## Problem statement
Everything from the line containing "Convert this chart" to the final line of the records below should be given again exactly, and nothing else.

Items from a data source
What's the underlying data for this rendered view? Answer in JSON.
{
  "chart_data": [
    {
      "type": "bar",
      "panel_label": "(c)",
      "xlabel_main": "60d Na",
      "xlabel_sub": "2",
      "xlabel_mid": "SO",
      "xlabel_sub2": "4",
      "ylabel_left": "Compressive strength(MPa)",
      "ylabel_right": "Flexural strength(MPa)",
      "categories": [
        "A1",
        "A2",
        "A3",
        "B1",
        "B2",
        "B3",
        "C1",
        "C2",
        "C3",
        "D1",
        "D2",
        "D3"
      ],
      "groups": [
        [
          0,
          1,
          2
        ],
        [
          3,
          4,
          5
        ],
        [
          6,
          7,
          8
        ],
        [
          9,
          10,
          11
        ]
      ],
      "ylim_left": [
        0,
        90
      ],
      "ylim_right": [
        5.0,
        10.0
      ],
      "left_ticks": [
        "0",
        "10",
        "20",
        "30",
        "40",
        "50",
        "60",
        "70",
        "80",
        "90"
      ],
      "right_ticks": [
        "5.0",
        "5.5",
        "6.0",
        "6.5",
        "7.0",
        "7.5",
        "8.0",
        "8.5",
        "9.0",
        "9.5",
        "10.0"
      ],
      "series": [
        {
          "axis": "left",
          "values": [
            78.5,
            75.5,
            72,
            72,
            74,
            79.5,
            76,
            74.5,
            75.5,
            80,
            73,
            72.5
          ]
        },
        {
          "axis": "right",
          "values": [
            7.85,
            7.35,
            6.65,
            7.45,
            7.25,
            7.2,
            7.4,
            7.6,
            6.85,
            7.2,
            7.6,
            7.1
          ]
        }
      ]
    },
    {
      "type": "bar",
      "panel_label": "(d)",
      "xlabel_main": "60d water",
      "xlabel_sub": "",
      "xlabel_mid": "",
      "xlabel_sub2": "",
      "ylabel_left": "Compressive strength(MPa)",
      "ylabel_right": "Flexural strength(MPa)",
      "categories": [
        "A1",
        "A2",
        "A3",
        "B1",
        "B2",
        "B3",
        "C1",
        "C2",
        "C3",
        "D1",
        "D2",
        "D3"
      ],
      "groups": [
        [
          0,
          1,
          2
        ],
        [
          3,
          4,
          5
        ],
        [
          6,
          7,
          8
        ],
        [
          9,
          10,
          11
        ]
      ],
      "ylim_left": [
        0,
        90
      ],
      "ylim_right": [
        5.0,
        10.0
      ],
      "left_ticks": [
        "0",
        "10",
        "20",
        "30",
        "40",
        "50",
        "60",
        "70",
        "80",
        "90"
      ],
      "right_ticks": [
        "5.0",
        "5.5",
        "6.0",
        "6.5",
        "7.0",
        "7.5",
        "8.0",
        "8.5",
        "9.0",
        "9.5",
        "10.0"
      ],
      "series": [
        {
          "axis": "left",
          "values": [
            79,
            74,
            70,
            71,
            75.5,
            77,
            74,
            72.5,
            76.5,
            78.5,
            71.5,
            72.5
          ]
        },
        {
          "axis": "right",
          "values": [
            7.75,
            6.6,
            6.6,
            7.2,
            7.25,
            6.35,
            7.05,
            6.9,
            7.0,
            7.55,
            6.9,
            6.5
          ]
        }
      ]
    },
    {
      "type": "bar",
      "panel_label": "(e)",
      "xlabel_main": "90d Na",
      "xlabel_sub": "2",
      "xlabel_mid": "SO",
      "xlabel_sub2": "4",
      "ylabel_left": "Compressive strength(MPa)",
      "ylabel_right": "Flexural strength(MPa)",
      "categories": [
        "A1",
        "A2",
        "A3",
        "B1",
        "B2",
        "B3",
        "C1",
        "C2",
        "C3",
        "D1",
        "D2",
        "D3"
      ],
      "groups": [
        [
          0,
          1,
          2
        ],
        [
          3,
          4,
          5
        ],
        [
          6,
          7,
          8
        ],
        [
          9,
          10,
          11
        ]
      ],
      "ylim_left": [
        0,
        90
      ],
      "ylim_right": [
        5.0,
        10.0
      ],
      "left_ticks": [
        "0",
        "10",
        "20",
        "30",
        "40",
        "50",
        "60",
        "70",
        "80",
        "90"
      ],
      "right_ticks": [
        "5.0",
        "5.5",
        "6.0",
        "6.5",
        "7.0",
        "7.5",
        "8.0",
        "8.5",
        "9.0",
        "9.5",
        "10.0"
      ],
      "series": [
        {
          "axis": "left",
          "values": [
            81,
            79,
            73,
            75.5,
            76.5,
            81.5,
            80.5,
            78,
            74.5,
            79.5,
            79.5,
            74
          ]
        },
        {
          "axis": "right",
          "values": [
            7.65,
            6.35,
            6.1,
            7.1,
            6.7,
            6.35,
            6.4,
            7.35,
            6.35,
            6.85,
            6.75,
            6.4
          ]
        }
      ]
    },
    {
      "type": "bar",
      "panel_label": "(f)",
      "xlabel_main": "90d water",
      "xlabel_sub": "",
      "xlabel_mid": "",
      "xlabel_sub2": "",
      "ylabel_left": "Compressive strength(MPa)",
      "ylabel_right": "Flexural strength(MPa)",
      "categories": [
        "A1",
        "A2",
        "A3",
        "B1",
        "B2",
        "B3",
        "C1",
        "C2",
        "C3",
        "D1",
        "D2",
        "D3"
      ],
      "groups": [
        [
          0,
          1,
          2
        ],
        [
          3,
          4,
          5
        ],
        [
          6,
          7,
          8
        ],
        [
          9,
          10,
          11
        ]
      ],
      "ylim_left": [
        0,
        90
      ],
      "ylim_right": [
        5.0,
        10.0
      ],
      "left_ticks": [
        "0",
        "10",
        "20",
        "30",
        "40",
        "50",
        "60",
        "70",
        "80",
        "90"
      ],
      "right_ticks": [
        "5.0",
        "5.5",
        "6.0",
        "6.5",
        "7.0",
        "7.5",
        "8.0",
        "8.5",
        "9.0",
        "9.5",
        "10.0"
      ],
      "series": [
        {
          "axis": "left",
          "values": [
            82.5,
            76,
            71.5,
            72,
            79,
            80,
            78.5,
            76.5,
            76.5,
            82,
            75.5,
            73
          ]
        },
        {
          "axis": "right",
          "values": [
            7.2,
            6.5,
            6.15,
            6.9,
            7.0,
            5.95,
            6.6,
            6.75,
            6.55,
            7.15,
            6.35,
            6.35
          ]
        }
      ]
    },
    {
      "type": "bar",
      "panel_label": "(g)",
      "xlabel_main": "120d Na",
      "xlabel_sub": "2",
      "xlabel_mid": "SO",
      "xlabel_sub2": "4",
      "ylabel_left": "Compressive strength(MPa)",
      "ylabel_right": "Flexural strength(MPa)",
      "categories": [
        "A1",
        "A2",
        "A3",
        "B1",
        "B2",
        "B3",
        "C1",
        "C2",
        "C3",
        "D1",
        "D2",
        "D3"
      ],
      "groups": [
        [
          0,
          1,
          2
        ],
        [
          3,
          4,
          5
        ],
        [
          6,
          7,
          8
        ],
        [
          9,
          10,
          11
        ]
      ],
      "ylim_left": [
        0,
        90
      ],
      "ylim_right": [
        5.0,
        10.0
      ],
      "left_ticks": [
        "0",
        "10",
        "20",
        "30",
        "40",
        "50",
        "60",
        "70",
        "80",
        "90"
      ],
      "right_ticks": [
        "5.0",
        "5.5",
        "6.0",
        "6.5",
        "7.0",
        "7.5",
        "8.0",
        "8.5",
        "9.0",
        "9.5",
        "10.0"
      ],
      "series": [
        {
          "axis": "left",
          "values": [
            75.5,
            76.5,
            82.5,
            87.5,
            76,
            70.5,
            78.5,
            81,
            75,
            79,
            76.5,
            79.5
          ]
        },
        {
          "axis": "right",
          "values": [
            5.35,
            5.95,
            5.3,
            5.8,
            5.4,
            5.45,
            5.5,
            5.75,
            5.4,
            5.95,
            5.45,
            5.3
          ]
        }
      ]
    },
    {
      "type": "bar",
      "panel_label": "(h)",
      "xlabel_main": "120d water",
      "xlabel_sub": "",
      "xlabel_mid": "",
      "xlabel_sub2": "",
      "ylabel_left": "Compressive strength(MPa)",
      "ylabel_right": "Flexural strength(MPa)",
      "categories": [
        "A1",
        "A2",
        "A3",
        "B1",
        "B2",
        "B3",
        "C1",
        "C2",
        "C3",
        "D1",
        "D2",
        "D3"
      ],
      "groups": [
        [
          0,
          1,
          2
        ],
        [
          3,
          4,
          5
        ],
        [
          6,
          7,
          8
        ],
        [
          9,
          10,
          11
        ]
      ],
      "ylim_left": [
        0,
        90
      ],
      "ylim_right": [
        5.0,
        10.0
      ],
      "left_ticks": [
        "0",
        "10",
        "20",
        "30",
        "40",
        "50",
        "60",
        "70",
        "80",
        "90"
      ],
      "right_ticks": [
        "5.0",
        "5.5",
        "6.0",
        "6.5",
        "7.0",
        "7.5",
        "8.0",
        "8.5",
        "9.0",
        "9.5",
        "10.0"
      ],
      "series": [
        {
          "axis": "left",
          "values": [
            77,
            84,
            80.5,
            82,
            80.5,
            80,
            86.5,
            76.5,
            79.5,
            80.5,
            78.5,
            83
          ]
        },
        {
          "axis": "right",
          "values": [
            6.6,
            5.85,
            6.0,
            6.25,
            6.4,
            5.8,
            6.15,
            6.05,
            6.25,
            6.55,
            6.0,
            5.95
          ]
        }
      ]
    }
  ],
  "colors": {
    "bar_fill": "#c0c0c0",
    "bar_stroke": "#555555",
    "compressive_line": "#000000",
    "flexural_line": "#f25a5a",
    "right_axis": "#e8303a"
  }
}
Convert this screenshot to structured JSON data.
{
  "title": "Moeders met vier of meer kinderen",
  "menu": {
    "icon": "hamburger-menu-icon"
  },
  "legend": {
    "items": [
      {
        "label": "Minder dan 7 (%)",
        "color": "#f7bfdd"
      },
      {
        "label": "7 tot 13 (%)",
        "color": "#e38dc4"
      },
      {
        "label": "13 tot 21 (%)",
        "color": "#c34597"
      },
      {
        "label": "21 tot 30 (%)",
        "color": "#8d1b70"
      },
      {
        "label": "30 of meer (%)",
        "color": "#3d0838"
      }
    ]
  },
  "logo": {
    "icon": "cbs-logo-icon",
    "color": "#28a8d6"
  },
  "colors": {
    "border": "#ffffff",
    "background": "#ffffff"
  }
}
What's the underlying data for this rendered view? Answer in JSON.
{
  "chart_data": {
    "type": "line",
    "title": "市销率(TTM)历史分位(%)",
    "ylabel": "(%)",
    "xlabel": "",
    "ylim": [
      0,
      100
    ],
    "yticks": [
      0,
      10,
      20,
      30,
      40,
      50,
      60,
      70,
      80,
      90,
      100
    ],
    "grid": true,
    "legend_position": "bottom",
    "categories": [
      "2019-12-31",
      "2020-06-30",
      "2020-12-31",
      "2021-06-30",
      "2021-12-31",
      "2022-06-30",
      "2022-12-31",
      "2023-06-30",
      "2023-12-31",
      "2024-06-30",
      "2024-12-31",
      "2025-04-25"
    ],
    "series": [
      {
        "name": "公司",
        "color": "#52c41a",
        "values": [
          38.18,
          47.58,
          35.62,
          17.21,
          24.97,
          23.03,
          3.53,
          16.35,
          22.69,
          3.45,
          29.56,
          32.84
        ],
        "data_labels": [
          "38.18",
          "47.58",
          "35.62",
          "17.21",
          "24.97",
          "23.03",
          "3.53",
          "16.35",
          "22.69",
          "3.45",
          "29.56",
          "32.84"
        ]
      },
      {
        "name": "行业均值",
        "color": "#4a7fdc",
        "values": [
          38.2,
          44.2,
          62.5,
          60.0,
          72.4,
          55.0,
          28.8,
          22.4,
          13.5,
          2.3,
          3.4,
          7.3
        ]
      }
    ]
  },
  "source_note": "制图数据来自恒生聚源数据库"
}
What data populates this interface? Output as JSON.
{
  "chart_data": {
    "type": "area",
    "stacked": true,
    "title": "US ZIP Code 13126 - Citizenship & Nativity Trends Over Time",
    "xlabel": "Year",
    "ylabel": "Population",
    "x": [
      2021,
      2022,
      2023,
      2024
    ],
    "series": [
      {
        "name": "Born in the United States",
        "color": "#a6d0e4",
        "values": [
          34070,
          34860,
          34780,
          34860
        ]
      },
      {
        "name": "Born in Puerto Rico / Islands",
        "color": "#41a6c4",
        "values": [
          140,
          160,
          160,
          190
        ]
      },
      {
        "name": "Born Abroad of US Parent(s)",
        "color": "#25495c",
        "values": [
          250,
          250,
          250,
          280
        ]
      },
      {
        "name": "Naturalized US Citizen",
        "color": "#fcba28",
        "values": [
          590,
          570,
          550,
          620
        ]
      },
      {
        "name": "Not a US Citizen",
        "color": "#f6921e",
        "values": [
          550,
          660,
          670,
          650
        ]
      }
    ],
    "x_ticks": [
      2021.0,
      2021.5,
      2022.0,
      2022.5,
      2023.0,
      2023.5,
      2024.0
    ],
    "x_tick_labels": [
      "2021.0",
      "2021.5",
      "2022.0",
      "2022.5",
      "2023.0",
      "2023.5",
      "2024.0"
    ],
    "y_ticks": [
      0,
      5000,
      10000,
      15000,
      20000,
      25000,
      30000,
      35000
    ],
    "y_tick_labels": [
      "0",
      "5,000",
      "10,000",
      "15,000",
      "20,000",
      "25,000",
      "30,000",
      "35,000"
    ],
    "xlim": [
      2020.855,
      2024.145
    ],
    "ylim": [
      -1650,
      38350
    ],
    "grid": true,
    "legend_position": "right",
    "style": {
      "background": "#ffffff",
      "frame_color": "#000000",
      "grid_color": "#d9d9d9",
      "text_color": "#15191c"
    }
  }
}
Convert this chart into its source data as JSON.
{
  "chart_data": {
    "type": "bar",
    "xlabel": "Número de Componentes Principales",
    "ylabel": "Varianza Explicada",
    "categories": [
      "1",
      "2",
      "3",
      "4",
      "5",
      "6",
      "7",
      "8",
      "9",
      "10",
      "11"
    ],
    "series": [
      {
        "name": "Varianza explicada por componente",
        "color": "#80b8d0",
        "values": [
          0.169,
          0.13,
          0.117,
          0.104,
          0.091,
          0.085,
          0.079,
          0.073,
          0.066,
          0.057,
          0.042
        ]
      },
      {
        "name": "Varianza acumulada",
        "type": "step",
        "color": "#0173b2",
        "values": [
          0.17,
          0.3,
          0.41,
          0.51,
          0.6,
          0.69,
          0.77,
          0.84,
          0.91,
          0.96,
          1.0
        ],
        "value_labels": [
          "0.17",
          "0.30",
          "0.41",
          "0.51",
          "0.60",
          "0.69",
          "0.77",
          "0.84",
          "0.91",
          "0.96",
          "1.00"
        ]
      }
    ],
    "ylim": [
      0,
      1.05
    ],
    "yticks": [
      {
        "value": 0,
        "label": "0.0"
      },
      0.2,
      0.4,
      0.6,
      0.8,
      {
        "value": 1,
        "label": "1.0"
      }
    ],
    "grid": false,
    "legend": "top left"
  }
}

## Exercise solution
Convert this chart into its source data as JSON.
{
  "chart_data": {
    "type": "bar",
    "xlabel": "Número de Componentes Principales",
    "ylabel": "Varianza Explicada",
    "categories": [
      "1",
      "2",
      "3",
      "4",
      "5",
      "6",
      "7",
      "8",
      "9",
      "10",
      "11"
    ],
    "series": [
      {
        "name": "Varianza explicada por componente",
        "color": "#80b8d0",
        "values": [
          0.169,
          0.13,
          0.117,
          0.104,
          0.091,
          0.085,
          0.079,
          0.073,
          0.066,
          0.057,
          0.042
        ]
      },
      {
        "name": "Varianza acumulada",
        "type": "step",
        "color": "#0173b2",
        "values": [
          0.17,
          0.3,
          0.41,
          0.51,
          0.6,
          0.69,
          0.77,
          0.84,
          0.91,
          0.96,
          1.0
        ],
        "value_labels": [
          "0.17",
          "0.30",
          "0.41",
          "0.51",
          "0.60",
          "0.69",
          "0.77",
          "0.84",
          "0.91",
          "0.96",
          "1.00"
        ]
      }
    ],
    "ylim": [
      0,
      1.05
    ],
    "yticks": [
      {
        "value": 0,
        "label": "0.0"
      },
      0.2,
      0.4,
      0.6,
      0.8,
      {
        "value": 1,
        "label": "1.0"
      }
    ],
    "grid": false,
    "legend": "top left"
  }
}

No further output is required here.